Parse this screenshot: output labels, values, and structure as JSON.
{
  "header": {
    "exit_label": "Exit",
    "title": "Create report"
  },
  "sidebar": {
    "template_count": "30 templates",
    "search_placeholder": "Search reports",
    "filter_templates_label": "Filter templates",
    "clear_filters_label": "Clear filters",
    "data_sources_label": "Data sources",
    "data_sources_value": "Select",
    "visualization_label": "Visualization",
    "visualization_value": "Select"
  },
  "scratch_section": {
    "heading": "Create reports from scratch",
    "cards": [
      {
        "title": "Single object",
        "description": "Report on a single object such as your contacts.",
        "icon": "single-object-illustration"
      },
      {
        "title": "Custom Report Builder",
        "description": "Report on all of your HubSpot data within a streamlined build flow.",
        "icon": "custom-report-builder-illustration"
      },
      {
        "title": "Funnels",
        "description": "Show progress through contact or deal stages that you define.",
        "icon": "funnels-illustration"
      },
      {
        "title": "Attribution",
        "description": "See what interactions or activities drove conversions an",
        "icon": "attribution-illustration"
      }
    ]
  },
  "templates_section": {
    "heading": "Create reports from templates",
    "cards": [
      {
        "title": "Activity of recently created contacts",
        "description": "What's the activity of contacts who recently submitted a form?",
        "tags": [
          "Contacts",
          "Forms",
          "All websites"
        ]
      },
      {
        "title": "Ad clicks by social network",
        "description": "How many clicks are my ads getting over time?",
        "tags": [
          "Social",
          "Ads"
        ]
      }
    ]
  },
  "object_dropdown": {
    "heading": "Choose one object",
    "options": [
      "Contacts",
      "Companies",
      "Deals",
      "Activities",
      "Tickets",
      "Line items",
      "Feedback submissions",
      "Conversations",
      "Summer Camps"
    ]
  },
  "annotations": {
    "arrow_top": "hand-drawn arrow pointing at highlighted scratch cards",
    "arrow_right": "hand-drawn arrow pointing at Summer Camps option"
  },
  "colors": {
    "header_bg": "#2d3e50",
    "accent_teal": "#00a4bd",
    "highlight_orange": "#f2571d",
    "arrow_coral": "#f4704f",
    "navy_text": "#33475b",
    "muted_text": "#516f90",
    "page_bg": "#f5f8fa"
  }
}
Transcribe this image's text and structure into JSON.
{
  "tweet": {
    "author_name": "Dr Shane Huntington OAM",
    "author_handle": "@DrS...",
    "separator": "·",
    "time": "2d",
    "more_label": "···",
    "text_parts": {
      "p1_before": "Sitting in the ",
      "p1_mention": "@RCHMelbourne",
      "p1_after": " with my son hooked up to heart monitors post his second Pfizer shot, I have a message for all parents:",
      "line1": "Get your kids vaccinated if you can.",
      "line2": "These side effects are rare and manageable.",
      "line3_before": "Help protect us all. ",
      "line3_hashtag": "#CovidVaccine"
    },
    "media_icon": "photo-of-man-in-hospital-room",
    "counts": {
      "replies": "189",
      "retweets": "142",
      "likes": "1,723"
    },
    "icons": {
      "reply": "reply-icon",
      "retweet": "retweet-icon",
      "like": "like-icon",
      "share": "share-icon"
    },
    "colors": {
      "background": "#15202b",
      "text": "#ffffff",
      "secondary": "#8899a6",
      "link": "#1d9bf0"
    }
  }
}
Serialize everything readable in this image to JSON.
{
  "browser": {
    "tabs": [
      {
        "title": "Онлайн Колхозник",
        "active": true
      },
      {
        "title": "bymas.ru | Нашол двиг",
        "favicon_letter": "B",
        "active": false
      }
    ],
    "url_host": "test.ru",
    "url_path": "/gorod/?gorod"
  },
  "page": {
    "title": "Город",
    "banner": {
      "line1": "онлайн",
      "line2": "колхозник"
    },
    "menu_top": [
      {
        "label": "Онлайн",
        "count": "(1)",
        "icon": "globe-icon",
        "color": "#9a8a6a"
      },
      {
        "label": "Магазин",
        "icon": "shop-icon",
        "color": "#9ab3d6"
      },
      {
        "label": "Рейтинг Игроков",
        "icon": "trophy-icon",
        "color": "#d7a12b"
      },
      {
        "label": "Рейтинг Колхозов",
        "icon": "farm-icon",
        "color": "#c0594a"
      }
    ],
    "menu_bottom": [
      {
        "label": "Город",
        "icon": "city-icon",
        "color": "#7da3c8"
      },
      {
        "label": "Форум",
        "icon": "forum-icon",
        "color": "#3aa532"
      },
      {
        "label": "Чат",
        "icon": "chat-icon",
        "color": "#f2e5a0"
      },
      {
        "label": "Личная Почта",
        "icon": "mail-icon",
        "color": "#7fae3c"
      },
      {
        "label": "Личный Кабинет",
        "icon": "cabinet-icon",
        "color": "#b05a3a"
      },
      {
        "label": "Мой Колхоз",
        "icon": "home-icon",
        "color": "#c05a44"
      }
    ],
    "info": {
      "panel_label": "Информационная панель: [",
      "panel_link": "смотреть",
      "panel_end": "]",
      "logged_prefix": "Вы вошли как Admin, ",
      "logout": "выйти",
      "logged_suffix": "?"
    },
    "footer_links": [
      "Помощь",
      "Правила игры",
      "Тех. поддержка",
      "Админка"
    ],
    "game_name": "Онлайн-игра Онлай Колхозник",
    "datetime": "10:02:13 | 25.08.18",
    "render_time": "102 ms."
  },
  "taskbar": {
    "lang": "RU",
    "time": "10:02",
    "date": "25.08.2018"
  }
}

**Exercise description:** For each line in the data above that contains the string "recently", extract the line.

**Answer for the task:**
        "title": "Activity of recently created contacts",
        "description": "What's the activity of contacts who recently submitted a form?",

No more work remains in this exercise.